## Stated problem
Write out the listing below again, precisely as it is given.

## Records for this task

= = =

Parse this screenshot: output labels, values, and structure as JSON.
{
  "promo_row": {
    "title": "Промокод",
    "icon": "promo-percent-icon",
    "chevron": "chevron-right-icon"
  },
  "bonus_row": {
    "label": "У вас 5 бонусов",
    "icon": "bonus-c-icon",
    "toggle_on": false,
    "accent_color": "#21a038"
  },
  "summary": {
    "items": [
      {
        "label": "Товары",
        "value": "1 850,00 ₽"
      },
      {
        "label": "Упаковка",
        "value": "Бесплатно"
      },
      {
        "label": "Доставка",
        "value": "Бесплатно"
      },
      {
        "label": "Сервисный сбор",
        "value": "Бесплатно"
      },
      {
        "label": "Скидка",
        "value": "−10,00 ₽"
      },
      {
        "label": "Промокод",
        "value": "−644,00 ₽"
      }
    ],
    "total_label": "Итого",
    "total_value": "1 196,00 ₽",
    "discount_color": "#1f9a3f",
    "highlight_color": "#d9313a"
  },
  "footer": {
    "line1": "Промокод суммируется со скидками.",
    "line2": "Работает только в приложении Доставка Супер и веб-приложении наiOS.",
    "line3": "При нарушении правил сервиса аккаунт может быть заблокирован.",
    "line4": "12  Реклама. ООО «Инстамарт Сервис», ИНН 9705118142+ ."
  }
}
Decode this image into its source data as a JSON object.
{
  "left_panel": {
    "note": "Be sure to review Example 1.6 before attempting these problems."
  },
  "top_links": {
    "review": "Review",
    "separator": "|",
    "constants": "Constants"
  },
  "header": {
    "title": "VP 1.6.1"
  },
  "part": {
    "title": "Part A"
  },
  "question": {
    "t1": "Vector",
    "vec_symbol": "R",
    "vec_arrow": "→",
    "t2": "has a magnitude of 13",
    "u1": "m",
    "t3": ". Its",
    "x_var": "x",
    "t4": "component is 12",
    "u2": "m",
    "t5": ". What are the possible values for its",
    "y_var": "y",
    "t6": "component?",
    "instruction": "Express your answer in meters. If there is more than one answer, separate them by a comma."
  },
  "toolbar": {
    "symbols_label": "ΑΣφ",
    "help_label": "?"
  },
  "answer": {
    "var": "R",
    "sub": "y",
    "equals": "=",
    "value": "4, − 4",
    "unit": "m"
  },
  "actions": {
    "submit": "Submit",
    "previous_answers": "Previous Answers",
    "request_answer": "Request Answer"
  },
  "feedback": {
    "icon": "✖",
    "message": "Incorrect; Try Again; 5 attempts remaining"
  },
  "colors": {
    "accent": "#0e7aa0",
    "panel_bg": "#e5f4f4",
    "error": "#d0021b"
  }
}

= = =

## Exercise response
Parse this screenshot: output labels, values, and structure as JSON.
{
  "promo_row": {
    "title": "Промокод",
    "icon": "promo-percent-icon",
    "chevron": "chevron-right-icon"
  },
  "bonus_row": {
    "label": "У вас 5 бонусов",
    "icon": "bonus-c-icon",
    "toggle_on": false,
    "accent_color": "#21a038"
  },
  "summary": {
    "items": [
      {
        "label": "Товары",
        "value": "1 850,00 ₽"
      },
      {
        "label": "Упаковка",
        "value": "Бесплатно"
      },
      {
        "label": "Доставка",
        "value": "Бесплатно"
      },
      {
        "label": "Сервисный сбор",
        "value": "Бесплатно"
      },
      {
        "label": "Скидка",
        "value": "−10,00 ₽"
      },
      {
        "label": "Промокод",
        "value": "−644,00 ₽"
      }
    ],
    "total_label": "Итого",
    "total_value": "1 196,00 ₽",
    "discount_color": "#1f9a3f",
    "highlight_color": "#d9313a"
  },
  "footer": {
    "line1": "Промокод суммируется со скидками.",
    "line2": "Работает только в приложении Доставка Супер и веб-приложении наiOS.",
    "line3": "При нарушении правил сервиса аккаунт может быть заблокирован.",
    "line4": "12  Реклама. ООО «Инстамарт Сервис», ИНН 9705118142+ ."
  }
}
Decode this image into its source data as a JSON object.
{
  "left_panel": {
    "note": "Be sure to review Example 1.6 before attempting these problems."
  },
  "top_links": {
    "review": "Review",
    "separator": "|",
    "constants": "Constants"
  },
  "header": {
    "title": "VP 1.6.1"
  },
  "part": {
    "title": "Part A"
  },
  "question": {
    "t1": "Vector",
    "vec_symbol": "R",
    "vec_arrow": "→",
    "t2": "has a magnitude of 13",
    "u1": "m",
    "t3": ". Its",
    "x_var": "x",
    "t4": "component is 12",
    "u2": "m",
    "t5": ". What are the possible values for its",
    "y_var": "y",
    "t6": "component?",
    "instruction": "Express your answer in meters. If there is more than one answer, separate them by a comma."
  },
  "toolbar": {
    "symbols_label": "ΑΣφ",
    "help_label": "?"
  },
  "answer": {
    "var": "R",
    "sub": "y",
    "equals": "=",
    "value": "4, − 4",
    "unit": "m"
  },
  "actions": {
    "submit": "Submit",
    "previous_answers": "Previous Answers",
    "request_answer": "Request Answer"
  },
  "feedback": {
    "icon": "✖",
    "message": "Incorrect; Try Again; 5 attempts remaining"
  },
  "colors": {
    "accent": "#0e7aa0",
    "panel_bg": "#e5f4f4",
    "error": "#d0021b"
  }
}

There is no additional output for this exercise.